-- Begin EXERCISE INPUTS --
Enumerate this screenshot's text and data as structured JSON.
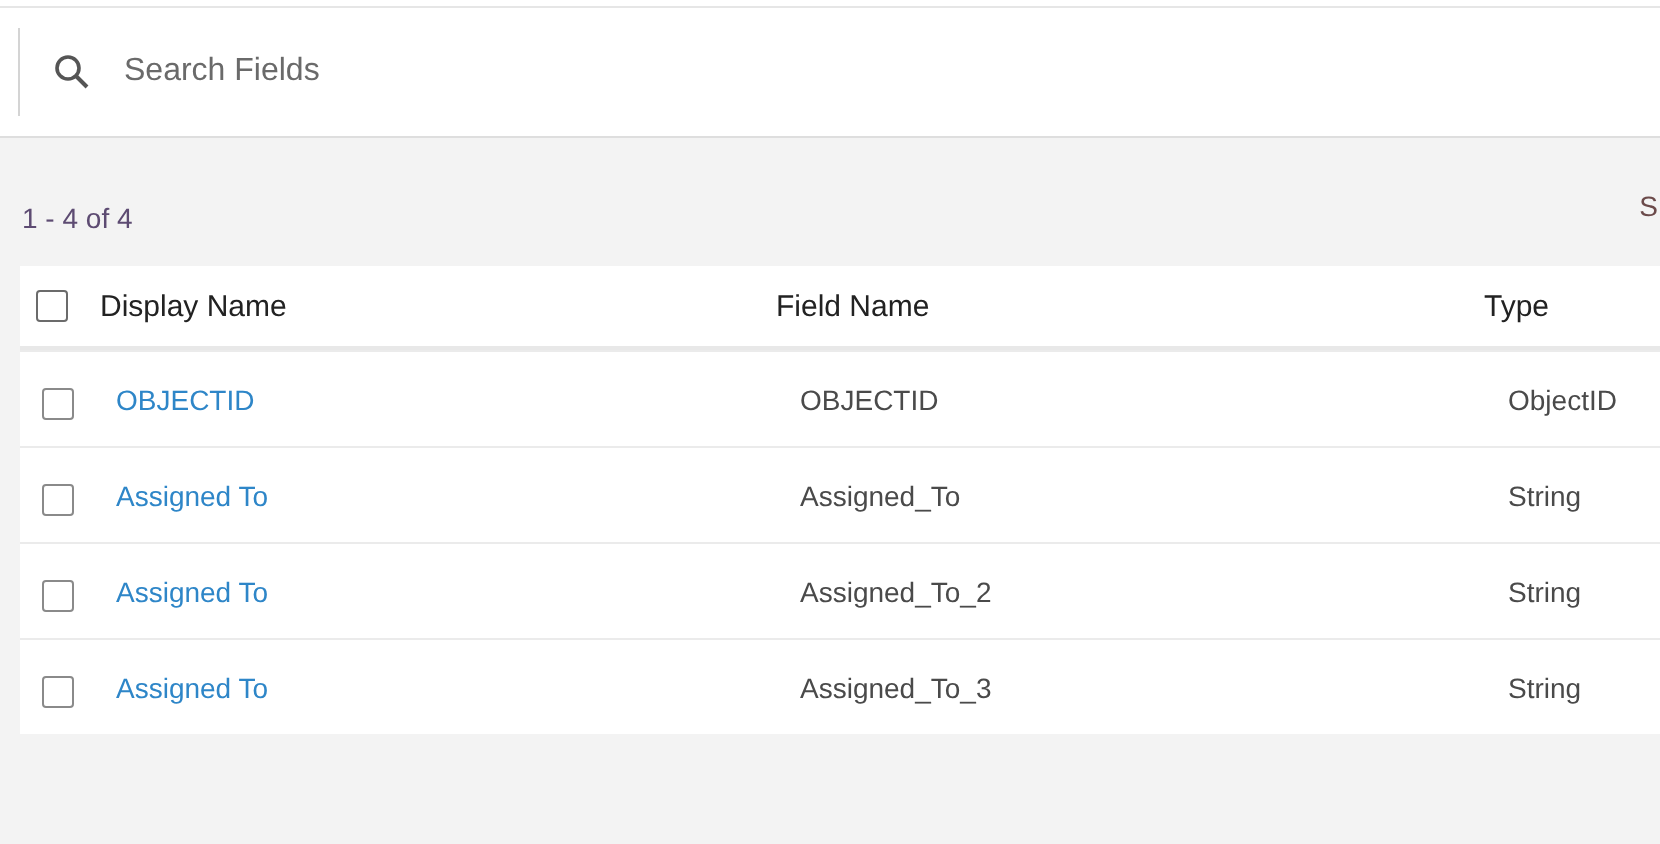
{
  "search": {
    "placeholder": "Search Fields"
  },
  "result_count": "1 - 4 of 4",
  "edge_text": "S",
  "table": {
    "select_all": {
      "checked": false
    },
    "columns": [
      "Display Name",
      "Field Name",
      "Type"
    ],
    "rows": [
      {
        "checked": false,
        "display_name": "OBJECTID",
        "field_name": "OBJECTID",
        "type": "ObjectID"
      },
      {
        "checked": false,
        "display_name": "Assigned To",
        "field_name": "Assigned_To",
        "type": "String"
      },
      {
        "checked": false,
        "display_name": "Assigned To",
        "field_name": "Assigned_To_2",
        "type": "String"
      },
      {
        "checked": false,
        "display_name": "Assigned To",
        "field_name": "Assigned_To_3",
        "type": "String"
      }
    ]
  }
}
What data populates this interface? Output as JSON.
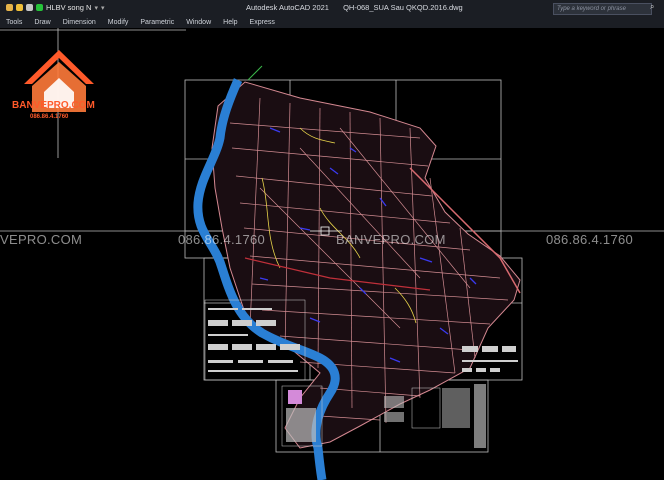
{
  "titlebar": {
    "layer_name": "HLBV song N",
    "app_title": "Autodesk AutoCAD 2021",
    "file_name": "QH-068_SUA Sau QKQD.2016.dwg",
    "search_placeholder": "Type a keyword or phrase"
  },
  "menu": [
    "Tools",
    "Draw",
    "Dimension",
    "Modify",
    "Parametric",
    "Window",
    "Help",
    "Express"
  ],
  "brand": {
    "name": "BANVEPRO.COM",
    "phone": "086.86.4.1760"
  },
  "watermarks": {
    "left": "VEPRO.COM",
    "center_phone": "086.86.4.1760",
    "center_site": "BANVEPRO.COM",
    "right_phone": "086.86.4.1760"
  },
  "colors": {
    "background": "#000000",
    "river": "#2a7fd4",
    "roads": "#e79aa0",
    "brand": "#ff5a2a"
  }
}
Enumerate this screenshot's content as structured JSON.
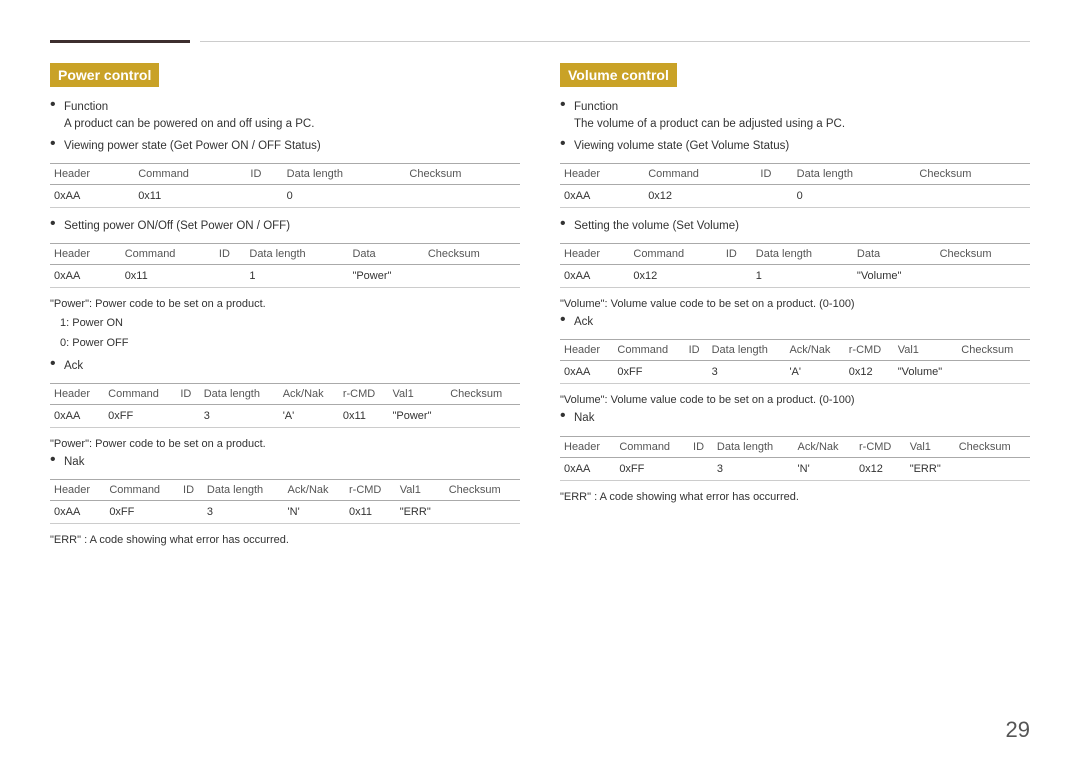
{
  "page": {
    "number": "29",
    "top_line_present": true
  },
  "power_control": {
    "title": "Power control",
    "function_label": "Function",
    "function_desc": "A product can be powered on and off using a PC.",
    "viewing_label": "Viewing power state (Get Power ON / OFF Status)",
    "table_view": {
      "headers": [
        "Header",
        "Command",
        "ID",
        "Data length",
        "Checksum"
      ],
      "rows": [
        [
          "0xAA",
          "0x11",
          "",
          "0",
          ""
        ]
      ]
    },
    "setting_label": "Setting power ON/Off (Set Power ON / OFF)",
    "table_set": {
      "headers": [
        "Header",
        "Command",
        "ID",
        "Data length",
        "Data",
        "Checksum"
      ],
      "rows": [
        [
          "0xAA",
          "0x11",
          "",
          "1",
          "\"Power\"",
          ""
        ]
      ]
    },
    "note1": "\"Power\": Power code to be set on a product.",
    "power_on": "1: Power ON",
    "power_off": "0: Power OFF",
    "ack_label": "Ack",
    "table_ack": {
      "headers": [
        "Header",
        "Command",
        "ID",
        "Data length",
        "Ack/Nak",
        "r-CMD",
        "Val1",
        "Checksum"
      ],
      "rows": [
        [
          "0xAA",
          "0xFF",
          "",
          "3",
          "'A'",
          "0x11",
          "\"Power\"",
          ""
        ]
      ]
    },
    "note2": "\"Power\": Power code to be set on a product.",
    "nak_label": "Nak",
    "table_nak": {
      "headers": [
        "Header",
        "Command",
        "ID",
        "Data length",
        "Ack/Nak",
        "r-CMD",
        "Val1",
        "Checksum"
      ],
      "rows": [
        [
          "0xAA",
          "0xFF",
          "",
          "3",
          "'N'",
          "0x11",
          "\"ERR\"",
          ""
        ]
      ]
    },
    "err_note": "\"ERR\" : A code showing what error has occurred."
  },
  "volume_control": {
    "title": "Volume control",
    "function_label": "Function",
    "function_desc": "The volume of a product can be adjusted using a PC.",
    "viewing_label": "Viewing volume state (Get Volume Status)",
    "table_view": {
      "headers": [
        "Header",
        "Command",
        "ID",
        "Data length",
        "Checksum"
      ],
      "rows": [
        [
          "0xAA",
          "0x12",
          "",
          "0",
          ""
        ]
      ]
    },
    "setting_label": "Setting the volume (Set Volume)",
    "table_set": {
      "headers": [
        "Header",
        "Command",
        "ID",
        "Data length",
        "Data",
        "Checksum"
      ],
      "rows": [
        [
          "0xAA",
          "0x12",
          "",
          "1",
          "\"Volume\"",
          ""
        ]
      ]
    },
    "note1": "\"Volume\": Volume value code to be set on a product. (0-100)",
    "ack_label": "Ack",
    "table_ack": {
      "headers": [
        "Header",
        "Command",
        "ID",
        "Data length",
        "Ack/Nak",
        "r-CMD",
        "Val1",
        "Checksum"
      ],
      "rows": [
        [
          "0xAA",
          "0xFF",
          "",
          "3",
          "'A'",
          "0x12",
          "\"Volume\"",
          ""
        ]
      ]
    },
    "note2": "\"Volume\": Volume value code to be set on a product. (0-100)",
    "nak_label": "Nak",
    "table_nak": {
      "headers": [
        "Header",
        "Command",
        "ID",
        "Data length",
        "Ack/Nak",
        "r-CMD",
        "Val1",
        "Checksum"
      ],
      "rows": [
        [
          "0xAA",
          "0xFF",
          "",
          "3",
          "'N'",
          "0x12",
          "\"ERR\"",
          ""
        ]
      ]
    },
    "err_note": "\"ERR\" : A code showing what error has occurred."
  }
}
-- End EXERCISE INPUTS --
*WHAT THIS TASK INVOLVES:* Each record above should come back exactly the same, only without its pictures.

*OUTPUT OF THE EXERCISE:*
Enumerate this screenshot's text and data as structured JSON.
{
  "search": {
    "placeholder": "Search Fields"
  },
  "result_count": "1 - 4 of 4",
  "edge_text": "S",
  "table": {
    "select_all": {
      "checked": false
    },
    "columns": [
      "Display Name",
      "Field Name",
      "Type"
    ],
    "rows": [
      {
        "checked": false,
        "display_name": "OBJECTID",
        "field_name": "OBJECTID",
        "type": "ObjectID"
      },
      {
        "checked": false,
        "display_name": "Assigned To",
        "field_name": "Assigned_To",
        "type": "String"
      },
      {
        "checked": false,
        "display_name": "Assigned To",
        "field_name": "Assigned_To_2",
        "type": "String"
      },
      {
        "checked": false,
        "display_name": "Assigned To",
        "field_name": "Assigned_To_3",
        "type": "String"
      }
    ]
  }
}
What data populates this interface? Output as JSON.
{
  "titlebar": {
    "layer_name": "HLBV song N",
    "app_title": "Autodesk AutoCAD 2021",
    "file_name": "QH-068_SUA Sau QKQD.2016.dwg",
    "search_placeholder": "Type a keyword or phrase"
  },
  "menu": [
    "Tools",
    "Draw",
    "Dimension",
    "Modify",
    "Parametric",
    "Window",
    "Help",
    "Express"
  ],
  "brand": {
    "name": "BANVEPRO.COM",
    "phone": "086.86.4.1760"
  },
  "watermarks": {
    "left": "VEPRO.COM",
    "center_phone": "086.86.4.1760",
    "center_site": "BANVEPRO.COM",
    "right_phone": "086.86.4.1760"
  },
  "colors": {
    "background": "#000000",
    "river": "#2a7fd4",
    "roads": "#e79aa0",
    "brand": "#ff5a2a"
  }
}
Enumerate this screenshot's content as structured JSON.
{
  "page": {
    "number": "29",
    "top_line_present": true
  },
  "power_control": {
    "title": "Power control",
    "function_label": "Function",
    "function_desc": "A product can be powered on and off using a PC.",
    "viewing_label": "Viewing power state (Get Power ON / OFF Status)",
    "table_view": {
      "headers": [
        "Header",
        "Command",
        "ID",
        "Data length",
        "Checksum"
      ],
      "rows": [
        [
          "0xAA",
          "0x11",
          "",
          "0",
          ""
        ]
      ]
    },
    "setting_label": "Setting power ON/Off (Set Power ON / OFF)",
    "table_set": {
      "headers": [
        "Header",
        "Command",
        "ID",
        "Data length",
        "Data",
        "Checksum"
      ],
      "rows": [
        [
          "0xAA",
          "0x11",
          "",
          "1",
          "\"Power\"",
          ""
        ]
      ]
    },
    "note1": "\"Power\": Power code to be set on a product.",
    "power_on": "1: Power ON",
    "power_off": "0: Power OFF",
    "ack_label": "Ack",
    "table_ack": {
      "headers": [
        "Header",
        "Command",
        "ID",
        "Data length",
        "Ack/Nak",
        "r-CMD",
        "Val1",
        "Checksum"
      ],
      "rows": [
        [
          "0xAA",
          "0xFF",
          "",
          "3",
          "'A'",
          "0x11",
          "\"Power\"",
          ""
        ]
      ]
    },
    "note2": "\"Power\": Power code to be set on a product.",
    "nak_label": "Nak",
    "table_nak": {
      "headers": [
        "Header",
        "Command",
        "ID",
        "Data length",
        "Ack/Nak",
        "r-CMD",
        "Val1",
        "Checksum"
      ],
      "rows": [
        [
          "0xAA",
          "0xFF",
          "",
          "3",
          "'N'",
          "0x11",
          "\"ERR\"",
          ""
        ]
      ]
    },
    "err_note": "\"ERR\" : A code showing what error has occurred."
  },
  "volume_control": {
    "title": "Volume control",
    "function_label": "Function",
    "function_desc": "The volume of a product can be adjusted using a PC.",
    "viewing_label": "Viewing volume state (Get Volume Status)",
    "table_view": {
      "headers": [
        "Header",
        "Command",
        "ID",
        "Data length",
        "Checksum"
      ],
      "rows": [
        [
          "0xAA",
          "0x12",
          "",
          "0",
          ""
        ]
      ]
    },
    "setting_label": "Setting the volume (Set Volume)",
    "table_set": {
      "headers": [
        "Header",
        "Command",
        "ID",
        "Data length",
        "Data",
        "Checksum"
      ],
      "rows": [
        [
          "0xAA",
          "0x12",
          "",
          "1",
          "\"Volume\"",
          ""
        ]
      ]
    },
    "note1": "\"Volume\": Volume value code to be set on a product. (0-100)",
    "ack_label": "Ack",
    "table_ack": {
      "headers": [
        "Header",
        "Command",
        "ID",
        "Data length",
        "Ack/Nak",
        "r-CMD",
        "Val1",
        "Checksum"
      ],
      "rows": [
        [
          "0xAA",
          "0xFF",
          "",
          "3",
          "'A'",
          "0x12",
          "\"Volume\"",
          ""
        ]
      ]
    },
    "note2": "\"Volume\": Volume value code to be set on a product. (0-100)",
    "nak_label": "Nak",
    "table_nak": {
      "headers": [
        "Header",
        "Command",
        "ID",
        "Data length",
        "Ack/Nak",
        "r-CMD",
        "Val1",
        "Checksum"
      ],
      "rows": [
        [
          "0xAA",
          "0xFF",
          "",
          "3",
          "'N'",
          "0x12",
          "\"ERR\"",
          ""
        ]
      ]
    },
    "err_note": "\"ERR\" : A code showing what error has occurred."
  }
}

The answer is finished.